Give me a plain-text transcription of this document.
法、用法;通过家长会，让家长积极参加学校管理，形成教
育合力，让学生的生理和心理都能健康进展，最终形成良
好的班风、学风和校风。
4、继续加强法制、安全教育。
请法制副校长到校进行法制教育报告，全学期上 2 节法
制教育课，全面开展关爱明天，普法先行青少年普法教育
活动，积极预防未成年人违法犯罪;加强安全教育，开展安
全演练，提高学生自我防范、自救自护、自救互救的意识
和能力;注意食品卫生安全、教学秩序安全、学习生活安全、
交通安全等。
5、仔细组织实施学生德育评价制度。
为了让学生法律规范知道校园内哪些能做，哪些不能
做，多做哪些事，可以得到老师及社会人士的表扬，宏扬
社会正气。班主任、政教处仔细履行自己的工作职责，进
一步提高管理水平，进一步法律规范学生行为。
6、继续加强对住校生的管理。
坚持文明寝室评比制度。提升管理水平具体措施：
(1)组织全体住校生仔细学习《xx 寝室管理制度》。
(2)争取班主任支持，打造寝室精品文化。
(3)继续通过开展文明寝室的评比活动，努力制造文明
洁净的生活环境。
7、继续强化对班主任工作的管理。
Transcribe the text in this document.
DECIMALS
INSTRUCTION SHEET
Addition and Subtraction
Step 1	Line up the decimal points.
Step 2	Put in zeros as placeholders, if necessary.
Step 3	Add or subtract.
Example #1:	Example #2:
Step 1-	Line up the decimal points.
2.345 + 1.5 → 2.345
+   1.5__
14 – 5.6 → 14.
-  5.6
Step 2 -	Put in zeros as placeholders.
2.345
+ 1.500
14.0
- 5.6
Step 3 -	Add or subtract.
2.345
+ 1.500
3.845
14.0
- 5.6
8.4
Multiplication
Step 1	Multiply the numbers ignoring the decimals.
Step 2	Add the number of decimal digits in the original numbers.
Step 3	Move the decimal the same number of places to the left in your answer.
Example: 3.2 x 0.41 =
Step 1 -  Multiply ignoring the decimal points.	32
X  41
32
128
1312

※

Copy every line exactly. Leave nothing out.

- **ANSWER IN FULL**:
Give me a plain-text transcription of this document.
法、用法;通过家长会，让家长积极参加学校管理，形成教
育合力，让学生的生理和心理都能健康进展，最终形成良
好的班风、学风和校风。
4、继续加强法制、安全教育。
请法制副校长到校进行法制教育报告，全学期上 2 节法
制教育课，全面开展关爱明天，普法先行青少年普法教育
活动，积极预防未成年人违法犯罪;加强安全教育，开展安
全演练，提高学生自我防范、自救自护、自救互救的意识
和能力;注意食品卫生安全、教学秩序安全、学习生活安全、
交通安全等。
5、仔细组织实施学生德育评价制度。
为了让学生法律规范知道校园内哪些能做，哪些不能
做，多做哪些事，可以得到老师及社会人士的表扬，宏扬
社会正气。班主任、政教处仔细履行自己的工作职责，进
一步提高管理水平，进一步法律规范学生行为。
6、继续加强对住校生的管理。
坚持文明寝室评比制度。提升管理水平具体措施：
(1)组织全体住校生仔细学习《xx 寝室管理制度》。
(2)争取班主任支持，打造寝室精品文化。
(3)继续通过开展文明寝室的评比活动，努力制造文明
洁净的生活环境。
7、继续强化对班主任工作的管理。
Transcribe the text in this document.
DECIMALS
INSTRUCTION SHEET
Addition and Subtraction
Step 1	Line up the decimal points.
Step 2	Put in zeros as placeholders, if necessary.
Step 3	Add or subtract.
Example #1:	Example #2:
Step 1-	Line up the decimal points.
2.345 + 1.5 → 2.345
+   1.5__
14 – 5.6 → 14.
-  5.6
Step 2 -	Put in zeros as placeholders.
2.345
+ 1.500
14.0
- 5.6
Step 3 -	Add or subtract.
2.345
+ 1.500
3.845
14.0
- 5.6
8.4
Multiplication
Step 1	Multiply the numbers ignoring the decimals.
Step 2	Add the number of decimal digits in the original numbers.
Step 3	Move the decimal the same number of places to the left in your answer.
Example: 3.2 x 0.41 =
Step 1 -  Multiply ignoring the decimal points.	32
X  41
32
128
1312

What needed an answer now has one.